◆ The exercise: Identify, in the records below, every line where the string "fader" appears, and copy each such line.

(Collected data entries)
........

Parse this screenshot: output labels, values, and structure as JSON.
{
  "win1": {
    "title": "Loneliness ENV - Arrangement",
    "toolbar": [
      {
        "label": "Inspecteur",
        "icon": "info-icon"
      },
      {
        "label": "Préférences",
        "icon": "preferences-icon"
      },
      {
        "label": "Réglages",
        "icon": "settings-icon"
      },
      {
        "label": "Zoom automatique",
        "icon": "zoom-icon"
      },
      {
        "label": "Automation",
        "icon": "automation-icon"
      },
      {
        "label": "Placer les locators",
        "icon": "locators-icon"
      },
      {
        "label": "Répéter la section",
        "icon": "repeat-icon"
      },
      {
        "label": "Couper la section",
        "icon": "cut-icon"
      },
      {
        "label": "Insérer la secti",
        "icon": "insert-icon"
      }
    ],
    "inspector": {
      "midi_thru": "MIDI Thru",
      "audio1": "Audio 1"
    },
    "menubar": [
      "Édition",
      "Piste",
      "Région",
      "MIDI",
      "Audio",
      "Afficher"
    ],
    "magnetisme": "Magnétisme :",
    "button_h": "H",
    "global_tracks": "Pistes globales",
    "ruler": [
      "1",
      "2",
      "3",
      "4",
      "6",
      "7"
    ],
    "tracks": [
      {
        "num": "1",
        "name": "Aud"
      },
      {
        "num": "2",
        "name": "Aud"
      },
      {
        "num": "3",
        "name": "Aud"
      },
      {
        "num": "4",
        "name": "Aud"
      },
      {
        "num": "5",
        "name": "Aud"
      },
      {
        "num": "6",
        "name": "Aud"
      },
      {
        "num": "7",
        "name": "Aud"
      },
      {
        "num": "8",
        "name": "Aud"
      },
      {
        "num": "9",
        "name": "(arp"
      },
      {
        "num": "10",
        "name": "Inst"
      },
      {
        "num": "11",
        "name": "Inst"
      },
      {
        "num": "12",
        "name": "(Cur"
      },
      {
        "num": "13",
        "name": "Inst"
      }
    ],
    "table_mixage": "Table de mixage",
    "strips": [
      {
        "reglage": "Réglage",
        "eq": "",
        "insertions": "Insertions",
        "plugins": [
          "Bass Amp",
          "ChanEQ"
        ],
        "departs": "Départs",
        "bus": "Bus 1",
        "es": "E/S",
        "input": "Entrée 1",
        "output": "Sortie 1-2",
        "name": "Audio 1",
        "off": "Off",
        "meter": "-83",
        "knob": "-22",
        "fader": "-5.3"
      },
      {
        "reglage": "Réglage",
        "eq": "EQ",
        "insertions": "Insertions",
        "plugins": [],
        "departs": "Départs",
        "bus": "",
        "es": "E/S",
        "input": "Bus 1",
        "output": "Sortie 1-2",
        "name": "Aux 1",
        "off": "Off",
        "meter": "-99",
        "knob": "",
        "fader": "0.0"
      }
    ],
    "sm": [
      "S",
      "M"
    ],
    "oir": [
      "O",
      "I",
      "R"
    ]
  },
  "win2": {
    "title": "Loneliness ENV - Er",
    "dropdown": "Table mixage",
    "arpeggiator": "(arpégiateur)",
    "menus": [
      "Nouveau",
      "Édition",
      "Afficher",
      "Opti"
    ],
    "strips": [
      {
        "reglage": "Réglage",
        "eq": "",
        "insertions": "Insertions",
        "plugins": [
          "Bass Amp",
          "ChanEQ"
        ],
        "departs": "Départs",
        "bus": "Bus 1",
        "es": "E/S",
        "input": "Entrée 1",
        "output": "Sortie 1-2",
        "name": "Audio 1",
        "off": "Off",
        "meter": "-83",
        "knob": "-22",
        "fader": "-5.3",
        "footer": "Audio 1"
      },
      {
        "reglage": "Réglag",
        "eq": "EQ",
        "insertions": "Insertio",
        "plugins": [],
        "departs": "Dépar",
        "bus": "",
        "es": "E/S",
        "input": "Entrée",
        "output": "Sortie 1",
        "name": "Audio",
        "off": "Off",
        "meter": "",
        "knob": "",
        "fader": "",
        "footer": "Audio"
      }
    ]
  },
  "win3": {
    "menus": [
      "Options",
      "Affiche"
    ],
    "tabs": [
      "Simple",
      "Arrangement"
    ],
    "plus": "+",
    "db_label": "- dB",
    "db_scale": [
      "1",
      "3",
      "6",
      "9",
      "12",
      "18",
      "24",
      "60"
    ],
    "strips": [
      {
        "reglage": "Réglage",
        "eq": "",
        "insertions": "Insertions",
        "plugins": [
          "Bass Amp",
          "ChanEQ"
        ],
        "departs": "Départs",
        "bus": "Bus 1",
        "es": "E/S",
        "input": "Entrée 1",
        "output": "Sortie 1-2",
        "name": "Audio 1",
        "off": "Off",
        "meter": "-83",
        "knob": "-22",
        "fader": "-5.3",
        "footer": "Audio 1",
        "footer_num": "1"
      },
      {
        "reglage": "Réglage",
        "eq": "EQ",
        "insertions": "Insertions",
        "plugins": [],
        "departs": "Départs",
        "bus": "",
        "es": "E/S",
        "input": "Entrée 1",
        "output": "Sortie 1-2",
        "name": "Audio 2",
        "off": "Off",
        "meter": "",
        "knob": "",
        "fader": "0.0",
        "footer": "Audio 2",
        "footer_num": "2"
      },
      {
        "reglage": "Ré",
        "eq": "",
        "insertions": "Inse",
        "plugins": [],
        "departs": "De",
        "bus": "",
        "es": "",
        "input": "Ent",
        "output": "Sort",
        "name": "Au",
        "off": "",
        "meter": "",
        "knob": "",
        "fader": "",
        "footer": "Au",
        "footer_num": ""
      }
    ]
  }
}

........

◆ Response to this exercise:
        "fader": "-5.3"
        "fader": "0.0"
        "fader": "-5.3",
        "fader": "",
        "fader": "-5.3",
        "fader": "0.0",
        "fader": "",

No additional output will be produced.